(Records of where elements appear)
===

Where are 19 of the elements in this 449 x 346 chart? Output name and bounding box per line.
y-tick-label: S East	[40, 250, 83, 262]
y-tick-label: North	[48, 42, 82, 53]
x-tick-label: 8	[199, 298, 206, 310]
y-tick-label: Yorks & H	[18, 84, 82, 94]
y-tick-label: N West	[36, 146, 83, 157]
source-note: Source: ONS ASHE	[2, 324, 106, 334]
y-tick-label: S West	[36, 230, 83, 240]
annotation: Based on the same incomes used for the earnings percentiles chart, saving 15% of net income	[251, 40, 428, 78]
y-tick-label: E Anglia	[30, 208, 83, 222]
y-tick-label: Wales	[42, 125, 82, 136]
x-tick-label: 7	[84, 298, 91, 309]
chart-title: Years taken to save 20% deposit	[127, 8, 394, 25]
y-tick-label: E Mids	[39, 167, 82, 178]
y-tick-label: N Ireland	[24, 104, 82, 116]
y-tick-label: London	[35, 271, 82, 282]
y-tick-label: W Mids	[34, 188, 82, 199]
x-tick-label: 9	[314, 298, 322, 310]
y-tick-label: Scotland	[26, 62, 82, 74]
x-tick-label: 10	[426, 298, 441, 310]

===

Change every "y-tick-label" in the entries above to "category-label", and reproduce all lines with no other alterations.

Where are 19 of the elements in this 449 x 346 chart? Output name and bounding box per line.
category-label: S East	[40, 250, 83, 262]
category-label: North	[48, 42, 82, 53]
x-tick-label: 8	[199, 298, 206, 310]
category-label: Yorks & H	[18, 84, 82, 94]
category-label: N West	[36, 146, 83, 157]
source-note: Source: ONS ASHE	[2, 324, 106, 334]
category-label: S West	[36, 230, 83, 240]
annotation: Based on the same incomes used for the earnings percentiles chart, saving 15% of net income	[251, 40, 428, 78]
category-label: E Anglia	[30, 208, 83, 222]
category-label: Wales	[42, 125, 82, 136]
x-tick-label: 7	[84, 298, 91, 309]
chart-title: Years taken to save 20% deposit	[127, 8, 394, 25]
category-label: E Mids	[39, 167, 82, 178]
category-label: N Ireland	[24, 104, 82, 116]
category-label: London	[35, 271, 82, 282]
category-label: W Mids	[34, 188, 82, 199]
x-tick-label: 9	[314, 298, 322, 310]
category-label: Scotland	[26, 62, 82, 74]
x-tick-label: 10	[426, 298, 441, 310]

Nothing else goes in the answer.